[EXTRACTED ENTRIES]:
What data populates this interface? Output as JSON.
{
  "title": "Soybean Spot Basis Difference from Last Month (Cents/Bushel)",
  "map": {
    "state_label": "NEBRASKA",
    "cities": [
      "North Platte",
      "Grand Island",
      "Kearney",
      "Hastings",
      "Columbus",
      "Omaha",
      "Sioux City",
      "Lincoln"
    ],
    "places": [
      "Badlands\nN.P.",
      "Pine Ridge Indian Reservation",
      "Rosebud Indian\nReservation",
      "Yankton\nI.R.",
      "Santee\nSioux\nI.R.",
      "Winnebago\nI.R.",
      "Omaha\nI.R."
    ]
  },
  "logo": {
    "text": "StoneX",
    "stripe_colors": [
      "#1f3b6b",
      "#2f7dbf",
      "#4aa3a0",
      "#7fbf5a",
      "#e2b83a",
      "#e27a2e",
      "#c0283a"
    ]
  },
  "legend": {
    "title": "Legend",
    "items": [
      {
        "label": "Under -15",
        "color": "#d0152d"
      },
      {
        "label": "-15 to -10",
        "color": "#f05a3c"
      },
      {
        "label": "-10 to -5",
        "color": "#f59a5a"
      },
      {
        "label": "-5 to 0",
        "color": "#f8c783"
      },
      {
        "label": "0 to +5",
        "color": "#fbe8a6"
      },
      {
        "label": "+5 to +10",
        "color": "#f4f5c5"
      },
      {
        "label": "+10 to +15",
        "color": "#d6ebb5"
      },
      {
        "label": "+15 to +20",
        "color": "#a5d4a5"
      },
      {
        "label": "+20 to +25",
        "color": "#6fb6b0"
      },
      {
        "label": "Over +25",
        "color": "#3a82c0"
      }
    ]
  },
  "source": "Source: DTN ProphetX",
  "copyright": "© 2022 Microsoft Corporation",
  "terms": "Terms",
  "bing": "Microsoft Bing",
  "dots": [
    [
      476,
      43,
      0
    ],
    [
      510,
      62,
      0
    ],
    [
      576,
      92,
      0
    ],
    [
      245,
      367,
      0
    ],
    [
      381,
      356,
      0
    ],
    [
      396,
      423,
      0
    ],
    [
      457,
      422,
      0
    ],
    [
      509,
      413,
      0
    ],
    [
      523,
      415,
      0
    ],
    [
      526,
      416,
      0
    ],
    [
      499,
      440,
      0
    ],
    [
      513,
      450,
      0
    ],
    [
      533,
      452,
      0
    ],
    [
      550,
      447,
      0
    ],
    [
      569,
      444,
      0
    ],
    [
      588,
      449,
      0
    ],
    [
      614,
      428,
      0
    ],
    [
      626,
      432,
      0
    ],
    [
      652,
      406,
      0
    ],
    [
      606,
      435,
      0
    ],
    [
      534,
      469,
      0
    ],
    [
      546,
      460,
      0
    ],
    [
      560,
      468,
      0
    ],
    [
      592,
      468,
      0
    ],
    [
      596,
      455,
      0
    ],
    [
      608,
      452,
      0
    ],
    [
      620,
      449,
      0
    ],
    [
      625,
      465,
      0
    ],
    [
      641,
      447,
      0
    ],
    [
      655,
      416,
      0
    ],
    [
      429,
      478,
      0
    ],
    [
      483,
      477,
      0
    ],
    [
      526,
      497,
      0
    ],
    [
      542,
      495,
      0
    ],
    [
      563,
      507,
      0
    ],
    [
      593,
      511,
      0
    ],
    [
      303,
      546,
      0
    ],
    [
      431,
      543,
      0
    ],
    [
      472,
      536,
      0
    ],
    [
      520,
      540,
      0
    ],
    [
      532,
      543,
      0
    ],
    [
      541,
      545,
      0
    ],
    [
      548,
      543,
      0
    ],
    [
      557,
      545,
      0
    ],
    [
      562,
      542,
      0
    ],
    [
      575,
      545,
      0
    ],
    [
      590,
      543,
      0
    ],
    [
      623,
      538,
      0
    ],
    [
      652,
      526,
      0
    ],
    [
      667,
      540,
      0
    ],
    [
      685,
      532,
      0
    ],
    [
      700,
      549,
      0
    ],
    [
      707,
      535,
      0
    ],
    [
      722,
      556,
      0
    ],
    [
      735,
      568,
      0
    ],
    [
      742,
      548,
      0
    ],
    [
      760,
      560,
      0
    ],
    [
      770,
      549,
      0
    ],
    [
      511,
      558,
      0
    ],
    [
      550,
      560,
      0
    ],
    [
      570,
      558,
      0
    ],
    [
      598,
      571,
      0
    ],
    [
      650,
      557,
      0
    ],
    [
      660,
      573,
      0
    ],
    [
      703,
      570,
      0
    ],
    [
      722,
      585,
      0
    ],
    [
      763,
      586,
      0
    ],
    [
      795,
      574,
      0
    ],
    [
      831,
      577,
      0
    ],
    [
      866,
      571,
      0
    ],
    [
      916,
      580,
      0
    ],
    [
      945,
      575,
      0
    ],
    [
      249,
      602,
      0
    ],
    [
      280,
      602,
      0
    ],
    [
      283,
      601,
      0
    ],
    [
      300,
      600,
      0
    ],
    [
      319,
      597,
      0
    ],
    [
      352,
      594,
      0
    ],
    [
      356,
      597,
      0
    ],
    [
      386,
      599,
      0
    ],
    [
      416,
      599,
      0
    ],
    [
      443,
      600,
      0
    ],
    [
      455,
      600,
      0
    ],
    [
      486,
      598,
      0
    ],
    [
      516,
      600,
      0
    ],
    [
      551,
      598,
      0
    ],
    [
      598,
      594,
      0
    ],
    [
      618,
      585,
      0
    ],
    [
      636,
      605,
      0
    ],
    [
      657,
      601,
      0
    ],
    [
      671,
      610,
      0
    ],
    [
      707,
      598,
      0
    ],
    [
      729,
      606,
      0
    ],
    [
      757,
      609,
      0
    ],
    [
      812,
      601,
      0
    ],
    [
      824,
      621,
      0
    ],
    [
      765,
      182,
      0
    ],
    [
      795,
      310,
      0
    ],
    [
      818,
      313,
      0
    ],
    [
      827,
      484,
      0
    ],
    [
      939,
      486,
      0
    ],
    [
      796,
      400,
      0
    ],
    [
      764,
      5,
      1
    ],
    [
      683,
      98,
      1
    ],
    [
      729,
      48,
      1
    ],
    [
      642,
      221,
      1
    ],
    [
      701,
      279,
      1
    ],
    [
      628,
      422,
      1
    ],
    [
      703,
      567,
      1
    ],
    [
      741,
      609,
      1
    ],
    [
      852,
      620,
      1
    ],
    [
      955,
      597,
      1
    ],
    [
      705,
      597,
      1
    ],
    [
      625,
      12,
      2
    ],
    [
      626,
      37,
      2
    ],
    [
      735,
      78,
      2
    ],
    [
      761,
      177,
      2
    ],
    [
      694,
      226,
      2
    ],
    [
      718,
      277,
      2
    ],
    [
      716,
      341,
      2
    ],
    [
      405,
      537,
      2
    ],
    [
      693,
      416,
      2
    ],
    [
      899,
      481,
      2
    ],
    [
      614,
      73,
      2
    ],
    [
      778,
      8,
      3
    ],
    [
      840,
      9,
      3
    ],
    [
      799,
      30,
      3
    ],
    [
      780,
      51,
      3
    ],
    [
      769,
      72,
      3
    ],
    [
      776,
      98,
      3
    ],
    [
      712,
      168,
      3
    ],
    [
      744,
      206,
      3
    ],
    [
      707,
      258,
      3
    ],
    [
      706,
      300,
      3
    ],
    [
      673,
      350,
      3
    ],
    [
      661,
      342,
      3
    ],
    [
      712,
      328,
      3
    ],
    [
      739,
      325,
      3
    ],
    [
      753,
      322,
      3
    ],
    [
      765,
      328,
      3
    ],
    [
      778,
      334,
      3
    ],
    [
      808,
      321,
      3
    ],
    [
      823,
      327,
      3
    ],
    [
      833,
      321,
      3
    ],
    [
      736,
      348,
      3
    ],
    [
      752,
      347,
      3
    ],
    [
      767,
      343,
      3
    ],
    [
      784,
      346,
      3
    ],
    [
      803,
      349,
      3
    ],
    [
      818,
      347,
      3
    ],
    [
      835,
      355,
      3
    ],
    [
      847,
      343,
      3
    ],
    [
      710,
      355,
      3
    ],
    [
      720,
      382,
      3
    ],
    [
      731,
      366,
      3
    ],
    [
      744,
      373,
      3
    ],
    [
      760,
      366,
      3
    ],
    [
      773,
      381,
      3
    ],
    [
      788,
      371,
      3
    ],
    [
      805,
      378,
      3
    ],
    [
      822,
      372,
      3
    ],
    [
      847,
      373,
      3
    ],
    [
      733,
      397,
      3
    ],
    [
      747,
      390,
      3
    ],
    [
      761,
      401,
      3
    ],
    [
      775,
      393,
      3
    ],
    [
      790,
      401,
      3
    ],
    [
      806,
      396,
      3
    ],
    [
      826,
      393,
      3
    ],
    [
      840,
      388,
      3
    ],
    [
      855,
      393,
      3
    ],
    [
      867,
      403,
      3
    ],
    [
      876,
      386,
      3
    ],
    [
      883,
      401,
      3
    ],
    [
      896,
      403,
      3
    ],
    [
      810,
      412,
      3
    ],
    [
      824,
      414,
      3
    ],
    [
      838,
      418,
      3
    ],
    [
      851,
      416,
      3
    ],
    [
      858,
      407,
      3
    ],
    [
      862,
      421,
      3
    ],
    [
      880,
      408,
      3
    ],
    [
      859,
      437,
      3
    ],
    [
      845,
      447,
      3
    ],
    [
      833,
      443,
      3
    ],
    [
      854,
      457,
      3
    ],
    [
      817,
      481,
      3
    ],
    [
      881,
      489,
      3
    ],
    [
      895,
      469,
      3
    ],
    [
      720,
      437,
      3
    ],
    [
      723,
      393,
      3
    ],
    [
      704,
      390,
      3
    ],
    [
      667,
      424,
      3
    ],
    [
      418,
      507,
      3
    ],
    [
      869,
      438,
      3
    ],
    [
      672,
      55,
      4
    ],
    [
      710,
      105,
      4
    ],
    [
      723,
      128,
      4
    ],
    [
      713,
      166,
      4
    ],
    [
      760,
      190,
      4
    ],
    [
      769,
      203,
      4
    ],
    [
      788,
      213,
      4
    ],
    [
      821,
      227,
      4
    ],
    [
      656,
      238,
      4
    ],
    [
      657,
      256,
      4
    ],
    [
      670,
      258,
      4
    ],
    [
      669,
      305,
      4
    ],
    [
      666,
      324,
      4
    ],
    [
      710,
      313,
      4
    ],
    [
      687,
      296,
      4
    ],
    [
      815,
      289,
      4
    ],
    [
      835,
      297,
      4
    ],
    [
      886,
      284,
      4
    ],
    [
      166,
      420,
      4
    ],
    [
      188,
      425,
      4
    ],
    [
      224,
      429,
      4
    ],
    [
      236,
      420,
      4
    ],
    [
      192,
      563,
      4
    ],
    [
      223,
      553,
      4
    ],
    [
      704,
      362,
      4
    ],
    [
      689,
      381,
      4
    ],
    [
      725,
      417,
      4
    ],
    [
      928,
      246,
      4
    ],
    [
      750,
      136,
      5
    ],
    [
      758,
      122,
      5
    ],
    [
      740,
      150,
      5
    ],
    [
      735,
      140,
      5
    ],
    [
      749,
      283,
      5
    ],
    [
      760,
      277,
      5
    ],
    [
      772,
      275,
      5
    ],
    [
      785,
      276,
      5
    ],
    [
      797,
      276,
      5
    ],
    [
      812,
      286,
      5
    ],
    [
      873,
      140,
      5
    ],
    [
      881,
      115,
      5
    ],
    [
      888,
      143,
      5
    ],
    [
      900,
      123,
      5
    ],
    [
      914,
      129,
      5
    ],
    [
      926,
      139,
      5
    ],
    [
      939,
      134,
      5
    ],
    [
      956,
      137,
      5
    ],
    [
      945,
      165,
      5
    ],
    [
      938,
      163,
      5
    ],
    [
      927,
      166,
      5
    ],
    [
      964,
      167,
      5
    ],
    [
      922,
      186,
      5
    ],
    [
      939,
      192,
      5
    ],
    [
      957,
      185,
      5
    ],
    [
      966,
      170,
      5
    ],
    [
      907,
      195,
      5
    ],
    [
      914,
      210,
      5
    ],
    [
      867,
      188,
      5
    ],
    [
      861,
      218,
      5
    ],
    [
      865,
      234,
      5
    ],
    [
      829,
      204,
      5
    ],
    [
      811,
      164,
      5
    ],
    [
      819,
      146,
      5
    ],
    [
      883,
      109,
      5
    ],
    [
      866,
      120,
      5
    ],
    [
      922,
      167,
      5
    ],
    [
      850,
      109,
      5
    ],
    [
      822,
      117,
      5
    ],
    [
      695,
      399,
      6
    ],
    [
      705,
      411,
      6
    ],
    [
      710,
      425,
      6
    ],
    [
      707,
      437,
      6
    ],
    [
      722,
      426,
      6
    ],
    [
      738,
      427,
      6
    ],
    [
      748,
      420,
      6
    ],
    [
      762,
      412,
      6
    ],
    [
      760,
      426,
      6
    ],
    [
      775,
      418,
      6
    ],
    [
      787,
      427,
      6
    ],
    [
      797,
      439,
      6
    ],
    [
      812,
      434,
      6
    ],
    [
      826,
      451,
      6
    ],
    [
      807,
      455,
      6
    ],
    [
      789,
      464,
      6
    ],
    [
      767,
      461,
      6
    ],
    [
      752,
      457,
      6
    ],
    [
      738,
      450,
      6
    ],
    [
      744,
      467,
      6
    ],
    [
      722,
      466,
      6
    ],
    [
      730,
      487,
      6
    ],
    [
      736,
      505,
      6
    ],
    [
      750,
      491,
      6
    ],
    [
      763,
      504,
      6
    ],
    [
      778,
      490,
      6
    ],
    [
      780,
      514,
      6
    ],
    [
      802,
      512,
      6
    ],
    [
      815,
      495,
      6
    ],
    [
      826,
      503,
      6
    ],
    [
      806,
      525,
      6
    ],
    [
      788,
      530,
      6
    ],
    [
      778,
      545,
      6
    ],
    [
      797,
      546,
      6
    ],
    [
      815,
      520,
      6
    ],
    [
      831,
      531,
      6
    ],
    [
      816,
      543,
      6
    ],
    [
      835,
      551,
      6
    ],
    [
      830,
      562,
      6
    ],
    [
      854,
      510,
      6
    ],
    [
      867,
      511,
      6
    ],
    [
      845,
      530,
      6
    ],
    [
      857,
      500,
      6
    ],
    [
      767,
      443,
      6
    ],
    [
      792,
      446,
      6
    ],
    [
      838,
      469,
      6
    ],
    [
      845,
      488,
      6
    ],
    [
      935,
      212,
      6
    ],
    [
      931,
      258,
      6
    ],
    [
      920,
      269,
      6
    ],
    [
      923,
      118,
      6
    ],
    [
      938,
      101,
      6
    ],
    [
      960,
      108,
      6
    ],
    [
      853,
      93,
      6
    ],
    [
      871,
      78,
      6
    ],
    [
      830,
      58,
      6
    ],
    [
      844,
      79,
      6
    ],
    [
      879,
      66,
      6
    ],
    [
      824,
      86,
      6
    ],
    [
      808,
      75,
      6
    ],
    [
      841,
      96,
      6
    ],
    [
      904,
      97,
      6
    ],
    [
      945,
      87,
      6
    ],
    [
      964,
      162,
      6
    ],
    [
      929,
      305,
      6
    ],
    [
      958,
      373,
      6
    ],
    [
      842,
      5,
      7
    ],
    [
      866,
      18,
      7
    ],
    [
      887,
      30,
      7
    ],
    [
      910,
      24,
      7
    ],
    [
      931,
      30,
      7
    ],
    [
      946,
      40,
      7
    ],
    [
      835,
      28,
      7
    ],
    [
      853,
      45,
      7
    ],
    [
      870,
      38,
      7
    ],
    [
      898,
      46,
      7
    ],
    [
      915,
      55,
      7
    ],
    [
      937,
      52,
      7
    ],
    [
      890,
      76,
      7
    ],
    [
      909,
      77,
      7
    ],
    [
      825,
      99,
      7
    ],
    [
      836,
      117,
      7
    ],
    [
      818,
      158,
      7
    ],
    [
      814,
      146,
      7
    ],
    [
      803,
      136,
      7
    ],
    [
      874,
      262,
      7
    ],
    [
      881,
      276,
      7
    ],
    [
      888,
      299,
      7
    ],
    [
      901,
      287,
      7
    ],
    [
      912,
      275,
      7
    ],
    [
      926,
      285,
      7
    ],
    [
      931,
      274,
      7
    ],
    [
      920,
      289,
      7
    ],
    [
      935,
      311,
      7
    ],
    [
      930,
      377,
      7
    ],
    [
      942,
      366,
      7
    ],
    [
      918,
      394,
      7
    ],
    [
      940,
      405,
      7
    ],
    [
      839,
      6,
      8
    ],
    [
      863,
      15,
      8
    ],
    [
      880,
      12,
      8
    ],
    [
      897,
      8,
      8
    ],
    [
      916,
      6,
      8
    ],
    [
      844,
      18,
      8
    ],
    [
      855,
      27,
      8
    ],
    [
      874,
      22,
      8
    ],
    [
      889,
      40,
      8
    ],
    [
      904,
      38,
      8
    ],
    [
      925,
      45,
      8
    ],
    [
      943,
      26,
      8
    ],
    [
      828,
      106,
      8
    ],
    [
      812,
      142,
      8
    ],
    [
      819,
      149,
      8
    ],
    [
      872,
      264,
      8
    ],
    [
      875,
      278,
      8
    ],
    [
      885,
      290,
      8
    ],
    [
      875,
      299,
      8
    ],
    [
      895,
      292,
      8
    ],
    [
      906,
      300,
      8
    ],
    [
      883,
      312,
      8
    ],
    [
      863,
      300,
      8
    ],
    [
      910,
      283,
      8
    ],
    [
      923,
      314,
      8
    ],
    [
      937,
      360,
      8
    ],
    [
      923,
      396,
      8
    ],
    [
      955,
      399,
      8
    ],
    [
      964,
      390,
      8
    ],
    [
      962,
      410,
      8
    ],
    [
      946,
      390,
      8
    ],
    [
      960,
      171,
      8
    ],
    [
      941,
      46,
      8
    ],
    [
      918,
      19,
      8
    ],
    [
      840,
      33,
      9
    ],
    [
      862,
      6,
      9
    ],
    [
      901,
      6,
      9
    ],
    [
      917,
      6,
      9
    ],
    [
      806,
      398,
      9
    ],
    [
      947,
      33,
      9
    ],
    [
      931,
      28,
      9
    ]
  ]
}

[WHAT THE TASK REQUIRES]: Go through the listing above line by line and say how many lines hold the word "Microsoft". Reply with that number only.

[EXERCISE RESULT]: 2